** BEGIN DATA SHOWN **

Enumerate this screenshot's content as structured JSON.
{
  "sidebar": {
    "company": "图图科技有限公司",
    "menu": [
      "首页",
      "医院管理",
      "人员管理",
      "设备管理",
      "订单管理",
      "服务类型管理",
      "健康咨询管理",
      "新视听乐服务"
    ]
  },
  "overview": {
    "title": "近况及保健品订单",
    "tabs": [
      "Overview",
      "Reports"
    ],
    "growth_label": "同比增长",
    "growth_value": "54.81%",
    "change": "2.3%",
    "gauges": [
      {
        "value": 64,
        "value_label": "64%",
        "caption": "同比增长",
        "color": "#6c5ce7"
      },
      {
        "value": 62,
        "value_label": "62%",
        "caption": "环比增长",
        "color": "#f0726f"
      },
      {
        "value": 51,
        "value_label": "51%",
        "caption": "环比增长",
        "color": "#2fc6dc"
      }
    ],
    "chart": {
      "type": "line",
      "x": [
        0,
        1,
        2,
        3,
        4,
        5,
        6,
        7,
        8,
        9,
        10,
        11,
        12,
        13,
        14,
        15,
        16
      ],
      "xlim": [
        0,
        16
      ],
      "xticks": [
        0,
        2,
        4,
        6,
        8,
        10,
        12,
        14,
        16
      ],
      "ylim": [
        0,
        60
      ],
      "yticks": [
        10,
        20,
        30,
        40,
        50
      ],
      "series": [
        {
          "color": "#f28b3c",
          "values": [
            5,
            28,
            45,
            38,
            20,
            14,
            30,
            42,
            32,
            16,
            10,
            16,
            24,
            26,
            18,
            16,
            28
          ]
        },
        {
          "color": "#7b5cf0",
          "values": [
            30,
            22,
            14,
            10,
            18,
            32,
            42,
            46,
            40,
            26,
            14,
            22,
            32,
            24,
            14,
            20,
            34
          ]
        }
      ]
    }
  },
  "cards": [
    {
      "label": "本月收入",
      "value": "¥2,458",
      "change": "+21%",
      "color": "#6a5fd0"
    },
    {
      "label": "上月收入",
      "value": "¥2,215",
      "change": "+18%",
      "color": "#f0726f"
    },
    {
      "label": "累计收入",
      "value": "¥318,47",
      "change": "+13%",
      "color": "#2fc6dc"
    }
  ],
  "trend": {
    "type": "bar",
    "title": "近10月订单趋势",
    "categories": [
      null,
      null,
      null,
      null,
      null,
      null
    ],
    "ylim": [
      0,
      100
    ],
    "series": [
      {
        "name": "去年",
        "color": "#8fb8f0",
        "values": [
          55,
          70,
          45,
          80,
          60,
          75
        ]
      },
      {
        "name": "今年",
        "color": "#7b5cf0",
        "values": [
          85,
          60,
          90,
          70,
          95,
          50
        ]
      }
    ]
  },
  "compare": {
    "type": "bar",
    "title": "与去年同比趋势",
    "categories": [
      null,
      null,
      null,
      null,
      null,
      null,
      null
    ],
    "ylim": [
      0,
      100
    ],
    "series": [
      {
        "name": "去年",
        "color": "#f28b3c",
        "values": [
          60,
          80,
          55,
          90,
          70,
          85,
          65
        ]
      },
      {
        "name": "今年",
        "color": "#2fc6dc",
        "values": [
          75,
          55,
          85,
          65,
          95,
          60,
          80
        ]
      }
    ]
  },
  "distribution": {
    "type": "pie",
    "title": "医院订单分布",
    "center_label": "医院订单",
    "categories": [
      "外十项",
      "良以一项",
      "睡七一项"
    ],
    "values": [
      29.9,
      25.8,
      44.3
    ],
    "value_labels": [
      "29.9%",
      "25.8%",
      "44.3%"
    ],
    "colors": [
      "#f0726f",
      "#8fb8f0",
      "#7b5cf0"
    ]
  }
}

** END DATA SHOWN **

WHAT NEEDS TO BE DONE -
Set out the complete listing exactly as shown.

SOLUTION FOR THIS PROBLEM -
Enumerate this screenshot's content as structured JSON.
{
  "sidebar": {
    "company": "图图科技有限公司",
    "menu": [
      "首页",
      "医院管理",
      "人员管理",
      "设备管理",
      "订单管理",
      "服务类型管理",
      "健康咨询管理",
      "新视听乐服务"
    ]
  },
  "overview": {
    "title": "近况及保健品订单",
    "tabs": [
      "Overview",
      "Reports"
    ],
    "growth_label": "同比增长",
    "growth_value": "54.81%",
    "change": "2.3%",
    "gauges": [
      {
        "value": 64,
        "value_label": "64%",
        "caption": "同比增长",
        "color": "#6c5ce7"
      },
      {
        "value": 62,
        "value_label": "62%",
        "caption": "环比增长",
        "color": "#f0726f"
      },
      {
        "value": 51,
        "value_label": "51%",
        "caption": "环比增长",
        "color": "#2fc6dc"
      }
    ],
    "chart": {
      "type": "line",
      "x": [
        0,
        1,
        2,
        3,
        4,
        5,
        6,
        7,
        8,
        9,
        10,
        11,
        12,
        13,
        14,
        15,
        16
      ],
      "xlim": [
        0,
        16
      ],
      "xticks": [
        0,
        2,
        4,
        6,
        8,
        10,
        12,
        14,
        16
      ],
      "ylim": [
        0,
        60
      ],
      "yticks": [
        10,
        20,
        30,
        40,
        50
      ],
      "series": [
        {
          "color": "#f28b3c",
          "values": [
            5,
            28,
            45,
            38,
            20,
            14,
            30,
            42,
            32,
            16,
            10,
            16,
            24,
            26,
            18,
            16,
            28
          ]
        },
        {
          "color": "#7b5cf0",
          "values": [
            30,
            22,
            14,
            10,
            18,
            32,
            42,
            46,
            40,
            26,
            14,
            22,
            32,
            24,
            14,
            20,
            34
          ]
        }
      ]
    }
  },
  "cards": [
    {
      "label": "本月收入",
      "value": "¥2,458",
      "change": "+21%",
      "color": "#6a5fd0"
    },
    {
      "label": "上月收入",
      "value": "¥2,215",
      "change": "+18%",
      "color": "#f0726f"
    },
    {
      "label": "累计收入",
      "value": "¥318,47",
      "change": "+13%",
      "color": "#2fc6dc"
    }
  ],
  "trend": {
    "type": "bar",
    "title": "近10月订单趋势",
    "categories": [
      null,
      null,
      null,
      null,
      null,
      null
    ],
    "ylim": [
      0,
      100
    ],
    "series": [
      {
        "name": "去年",
        "color": "#8fb8f0",
        "values": [
          55,
          70,
          45,
          80,
          60,
          75
        ]
      },
      {
        "name": "今年",
        "color": "#7b5cf0",
        "values": [
          85,
          60,
          90,
          70,
          95,
          50
        ]
      }
    ]
  },
  "compare": {
    "type": "bar",
    "title": "与去年同比趋势",
    "categories": [
      null,
      null,
      null,
      null,
      null,
      null,
      null
    ],
    "ylim": [
      0,
      100
    ],
    "series": [
      {
        "name": "去年",
        "color": "#f28b3c",
        "values": [
          60,
          80,
          55,
          90,
          70,
          85,
          65
        ]
      },
      {
        "name": "今年",
        "color": "#2fc6dc",
        "values": [
          75,
          55,
          85,
          65,
          95,
          60,
          80
        ]
      }
    ]
  },
  "distribution": {
    "type": "pie",
    "title": "医院订单分布",
    "center_label": "医院订单",
    "categories": [
      "外十项",
      "良以一项",
      "睡七一项"
    ],
    "values": [
      29.9,
      25.8,
      44.3
    ],
    "value_labels": [
      "29.9%",
      "25.8%",
      "44.3%"
    ],
    "colors": [
      "#f0726f",
      "#8fb8f0",
      "#7b5cf0"
    ]
  }
}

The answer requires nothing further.